(Collected data entries)
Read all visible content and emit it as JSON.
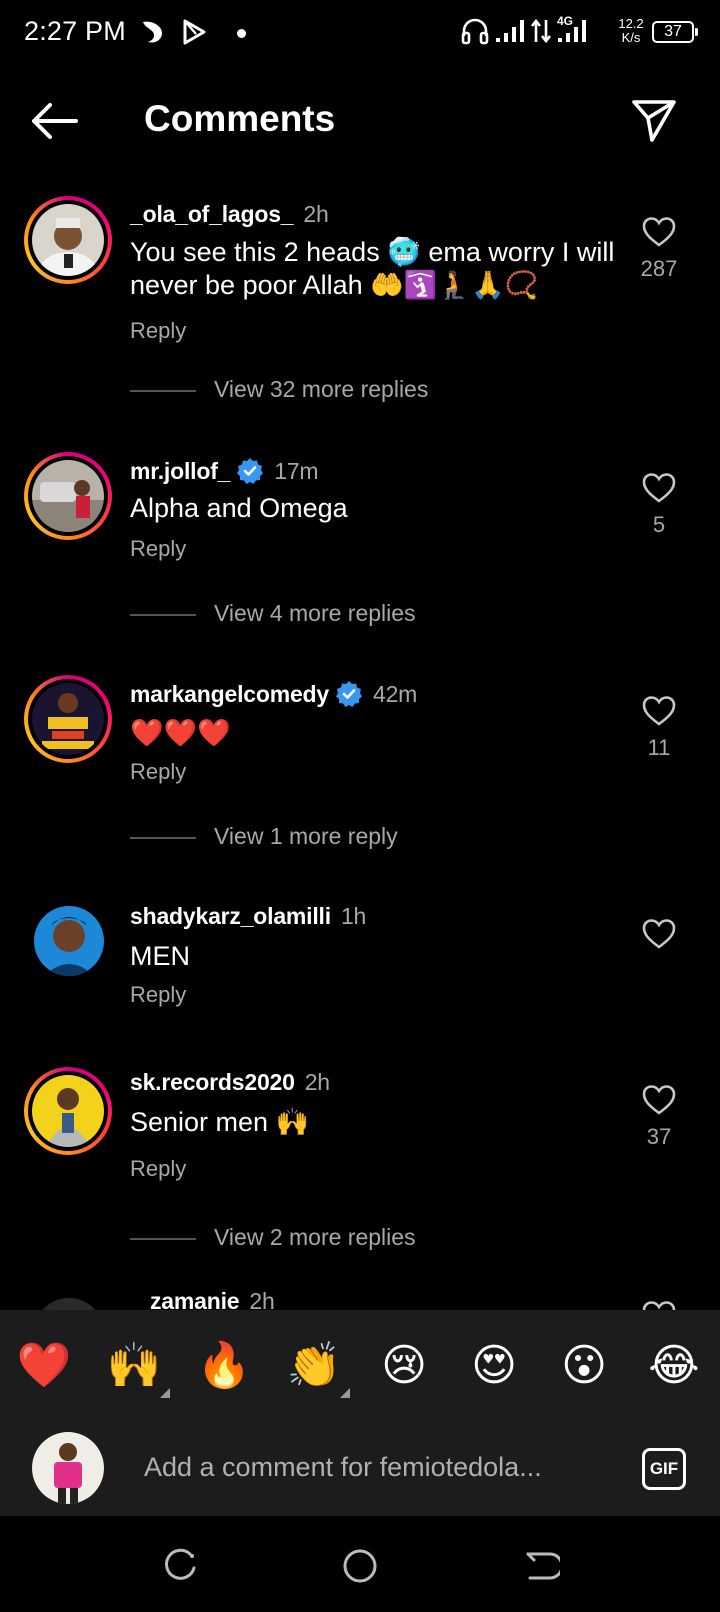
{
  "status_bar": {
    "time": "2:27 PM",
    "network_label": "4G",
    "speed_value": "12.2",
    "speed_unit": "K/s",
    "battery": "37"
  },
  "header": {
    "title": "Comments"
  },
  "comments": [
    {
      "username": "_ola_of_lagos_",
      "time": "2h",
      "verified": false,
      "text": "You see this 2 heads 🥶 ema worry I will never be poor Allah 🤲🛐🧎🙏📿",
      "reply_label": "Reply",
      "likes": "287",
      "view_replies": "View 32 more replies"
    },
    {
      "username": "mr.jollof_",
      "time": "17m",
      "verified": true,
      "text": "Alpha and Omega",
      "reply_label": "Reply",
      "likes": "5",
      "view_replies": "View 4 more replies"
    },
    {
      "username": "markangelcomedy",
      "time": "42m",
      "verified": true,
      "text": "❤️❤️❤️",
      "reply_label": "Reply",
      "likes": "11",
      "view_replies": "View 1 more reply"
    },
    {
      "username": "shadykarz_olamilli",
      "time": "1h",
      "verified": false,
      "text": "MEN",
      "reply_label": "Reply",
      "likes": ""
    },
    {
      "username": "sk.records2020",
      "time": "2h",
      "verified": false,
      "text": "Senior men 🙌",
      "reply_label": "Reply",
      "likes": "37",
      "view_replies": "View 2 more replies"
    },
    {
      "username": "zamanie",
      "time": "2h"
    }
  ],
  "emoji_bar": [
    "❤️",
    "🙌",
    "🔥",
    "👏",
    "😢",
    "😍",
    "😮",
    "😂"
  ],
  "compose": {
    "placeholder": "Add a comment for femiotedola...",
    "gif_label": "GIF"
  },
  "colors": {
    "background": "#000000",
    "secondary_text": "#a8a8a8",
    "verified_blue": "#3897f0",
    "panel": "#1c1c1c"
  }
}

_EXERCISE_.
Restate the data above word for word. Skip every picture.

_THE OUTPUT_.
Read all visible content and emit it as JSON.
{
  "status_bar": {
    "time": "2:27 PM",
    "network_label": "4G",
    "speed_value": "12.2",
    "speed_unit": "K/s",
    "battery": "37"
  },
  "header": {
    "title": "Comments"
  },
  "comments": [
    {
      "username": "_ola_of_lagos_",
      "time": "2h",
      "verified": false,
      "text": "You see this 2 heads 🥶 ema worry I will never be poor Allah 🤲🛐🧎🙏📿",
      "reply_label": "Reply",
      "likes": "287",
      "view_replies": "View 32 more replies"
    },
    {
      "username": "mr.jollof_",
      "time": "17m",
      "verified": true,
      "text": "Alpha and Omega",
      "reply_label": "Reply",
      "likes": "5",
      "view_replies": "View 4 more replies"
    },
    {
      "username": "markangelcomedy",
      "time": "42m",
      "verified": true,
      "text": "❤️❤️❤️",
      "reply_label": "Reply",
      "likes": "11",
      "view_replies": "View 1 more reply"
    },
    {
      "username": "shadykarz_olamilli",
      "time": "1h",
      "verified": false,
      "text": "MEN",
      "reply_label": "Reply",
      "likes": ""
    },
    {
      "username": "sk.records2020",
      "time": "2h",
      "verified": false,
      "text": "Senior men 🙌",
      "reply_label": "Reply",
      "likes": "37",
      "view_replies": "View 2 more replies"
    },
    {
      "username": "zamanie",
      "time": "2h"
    }
  ],
  "emoji_bar": [
    "❤️",
    "🙌",
    "🔥",
    "👏",
    "😢",
    "😍",
    "😮",
    "😂"
  ],
  "compose": {
    "placeholder": "Add a comment for femiotedola...",
    "gif_label": "GIF"
  },
  "colors": {
    "background": "#000000",
    "secondary_text": "#a8a8a8",
    "verified_blue": "#3897f0",
    "panel": "#1c1c1c"
  }
}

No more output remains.